● Exercise
Find every line in the records that holds the string "Tableau". Copy each one.

● Data for the task
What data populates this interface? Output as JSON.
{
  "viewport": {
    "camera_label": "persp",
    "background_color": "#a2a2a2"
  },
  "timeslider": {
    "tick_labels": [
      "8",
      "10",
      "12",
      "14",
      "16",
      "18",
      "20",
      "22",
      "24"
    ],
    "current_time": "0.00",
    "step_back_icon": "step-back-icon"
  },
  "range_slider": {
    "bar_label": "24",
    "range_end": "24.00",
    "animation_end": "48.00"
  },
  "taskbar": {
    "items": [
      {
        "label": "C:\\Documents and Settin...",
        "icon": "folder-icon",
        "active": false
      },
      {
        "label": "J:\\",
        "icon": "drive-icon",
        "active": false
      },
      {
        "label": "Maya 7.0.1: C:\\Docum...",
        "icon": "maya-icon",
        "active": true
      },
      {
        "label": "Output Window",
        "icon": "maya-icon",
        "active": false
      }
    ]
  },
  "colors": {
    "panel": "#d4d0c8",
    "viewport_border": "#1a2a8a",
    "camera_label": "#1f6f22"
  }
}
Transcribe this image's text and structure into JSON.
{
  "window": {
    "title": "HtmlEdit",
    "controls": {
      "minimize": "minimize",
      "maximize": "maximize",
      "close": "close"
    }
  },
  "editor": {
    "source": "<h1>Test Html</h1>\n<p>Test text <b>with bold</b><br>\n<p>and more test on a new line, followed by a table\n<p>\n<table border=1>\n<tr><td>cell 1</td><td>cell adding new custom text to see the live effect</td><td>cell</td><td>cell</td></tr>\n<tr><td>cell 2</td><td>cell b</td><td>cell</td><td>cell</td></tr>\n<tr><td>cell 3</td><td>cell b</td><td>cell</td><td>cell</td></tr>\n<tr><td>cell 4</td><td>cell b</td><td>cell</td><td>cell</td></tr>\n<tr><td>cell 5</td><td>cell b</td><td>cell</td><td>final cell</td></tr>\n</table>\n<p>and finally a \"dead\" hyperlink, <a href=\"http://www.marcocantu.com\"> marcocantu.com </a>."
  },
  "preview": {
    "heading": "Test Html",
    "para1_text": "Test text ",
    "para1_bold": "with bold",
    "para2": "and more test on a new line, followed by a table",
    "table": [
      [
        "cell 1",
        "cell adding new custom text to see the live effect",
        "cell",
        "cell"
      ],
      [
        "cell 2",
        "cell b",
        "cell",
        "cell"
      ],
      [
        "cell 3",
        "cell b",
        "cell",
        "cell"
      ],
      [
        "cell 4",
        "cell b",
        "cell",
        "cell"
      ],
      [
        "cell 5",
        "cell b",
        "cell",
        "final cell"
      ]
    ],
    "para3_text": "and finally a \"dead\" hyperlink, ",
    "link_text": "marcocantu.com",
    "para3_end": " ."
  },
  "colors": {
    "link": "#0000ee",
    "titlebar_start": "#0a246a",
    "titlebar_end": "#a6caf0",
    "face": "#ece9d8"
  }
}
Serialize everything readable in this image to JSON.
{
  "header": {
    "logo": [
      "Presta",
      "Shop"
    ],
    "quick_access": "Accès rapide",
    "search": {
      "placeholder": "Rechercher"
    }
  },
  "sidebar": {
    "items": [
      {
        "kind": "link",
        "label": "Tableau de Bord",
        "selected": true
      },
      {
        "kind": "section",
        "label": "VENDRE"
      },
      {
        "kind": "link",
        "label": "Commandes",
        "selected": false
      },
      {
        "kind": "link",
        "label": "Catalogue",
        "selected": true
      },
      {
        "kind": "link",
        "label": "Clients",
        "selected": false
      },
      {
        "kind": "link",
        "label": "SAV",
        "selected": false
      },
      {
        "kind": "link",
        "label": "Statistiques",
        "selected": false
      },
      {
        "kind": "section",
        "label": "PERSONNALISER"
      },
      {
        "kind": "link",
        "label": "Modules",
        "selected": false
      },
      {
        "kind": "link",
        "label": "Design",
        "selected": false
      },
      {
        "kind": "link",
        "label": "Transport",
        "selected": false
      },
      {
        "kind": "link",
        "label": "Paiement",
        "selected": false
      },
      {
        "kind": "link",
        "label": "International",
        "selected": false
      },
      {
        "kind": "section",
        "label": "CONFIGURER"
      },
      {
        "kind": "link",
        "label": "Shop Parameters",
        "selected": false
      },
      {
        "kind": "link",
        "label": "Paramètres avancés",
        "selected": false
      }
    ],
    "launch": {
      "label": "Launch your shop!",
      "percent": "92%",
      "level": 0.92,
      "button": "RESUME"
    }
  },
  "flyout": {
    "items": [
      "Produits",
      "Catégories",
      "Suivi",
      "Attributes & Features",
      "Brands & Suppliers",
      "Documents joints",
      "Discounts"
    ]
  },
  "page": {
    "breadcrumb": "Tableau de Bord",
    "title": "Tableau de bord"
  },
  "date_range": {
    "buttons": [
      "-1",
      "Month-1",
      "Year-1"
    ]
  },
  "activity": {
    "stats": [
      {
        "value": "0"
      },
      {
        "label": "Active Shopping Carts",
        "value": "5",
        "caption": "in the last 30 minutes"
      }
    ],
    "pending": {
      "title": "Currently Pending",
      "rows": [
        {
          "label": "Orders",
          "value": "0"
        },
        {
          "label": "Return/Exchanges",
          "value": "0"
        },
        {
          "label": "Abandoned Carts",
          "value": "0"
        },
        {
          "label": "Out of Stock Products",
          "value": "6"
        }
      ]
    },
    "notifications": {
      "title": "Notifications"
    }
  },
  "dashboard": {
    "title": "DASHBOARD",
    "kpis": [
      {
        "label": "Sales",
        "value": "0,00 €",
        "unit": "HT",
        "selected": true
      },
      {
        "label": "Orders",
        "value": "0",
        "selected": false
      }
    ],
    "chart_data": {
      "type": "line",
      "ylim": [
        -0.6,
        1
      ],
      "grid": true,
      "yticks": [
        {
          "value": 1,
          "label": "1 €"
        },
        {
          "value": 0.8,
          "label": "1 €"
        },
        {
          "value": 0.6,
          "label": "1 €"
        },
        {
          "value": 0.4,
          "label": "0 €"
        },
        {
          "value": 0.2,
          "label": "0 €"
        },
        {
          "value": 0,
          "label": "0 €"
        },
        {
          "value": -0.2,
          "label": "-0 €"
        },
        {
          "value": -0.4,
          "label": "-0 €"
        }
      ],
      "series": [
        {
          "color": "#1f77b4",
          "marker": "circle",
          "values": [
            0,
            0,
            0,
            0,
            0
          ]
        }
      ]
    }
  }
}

● Written reply
        "label": "Tableau de Bord",
    "breadcrumb": "Tableau de Bord",
    "title": "Tableau de bord"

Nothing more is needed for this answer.